--- start DATA LISTING ---

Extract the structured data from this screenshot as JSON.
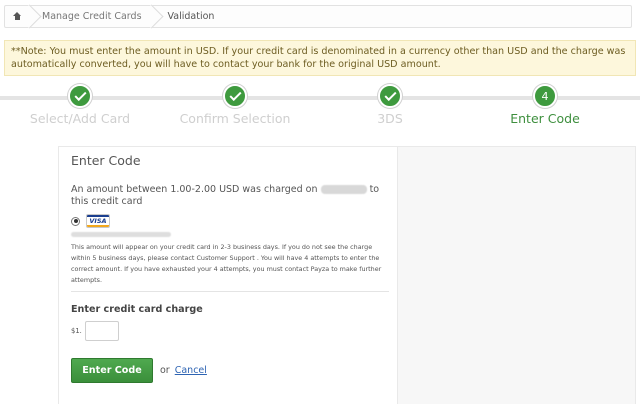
{
  "breadcrumb": {
    "home_icon": "home-icon",
    "items": [
      "Manage Credit Cards",
      "Validation"
    ]
  },
  "note": {
    "text": "**Note: You must enter the amount in USD. If your credit card is denominated in a currency other than USD and the charge was automatically converted, you will have to contact your bank for the original USD amount."
  },
  "progress": {
    "steps": [
      {
        "label": "Select/Add Card",
        "state": "done"
      },
      {
        "label": "Confirm Selection",
        "state": "done"
      },
      {
        "label": "3DS",
        "state": "done"
      },
      {
        "label": "Enter Code",
        "number": "4",
        "state": "active"
      }
    ],
    "accent": "#3e9a3e"
  },
  "main": {
    "title": "Enter Code",
    "charge_text_before": "An amount between 1.00-2.00 USD was charged on",
    "charge_text_after": "to this credit card",
    "card_brand": "VISA",
    "info_text": "This amount will appear on your credit card in 2-3 business days. If you do not see the charge within 5 business days, please contact Customer Support . You will have 4 attempts to enter the correct amount. If you have exhausted your 4 attempts, you must contact Payza to make further attempts.",
    "field_label": "Enter credit card charge",
    "currency_prefix": "$1.",
    "input_value": "",
    "submit_label": "Enter Code",
    "or_text": "or",
    "cancel_label": "Cancel"
  }
}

--- end DATA LISTING ---

### [TO BE DONE]
Filter the data for the string "must" and copy every line that has it.

### [ANSWER TO THIS EXERCISE]
    "text": "**Note: You must enter the amount in USD. If your credit card is denominated in a currency other than USD and the charge was automatically converted, you will have to contact your bank for the original USD amount."
    "info_text": "This amount will appear on your credit card in 2-3 business days. If you do not see the charge within 5 business days, please contact Customer Support . You will have 4 attempts to enter the correct amount. If you have exhausted your 4 attempts, you must contact Payza to make further attempts.",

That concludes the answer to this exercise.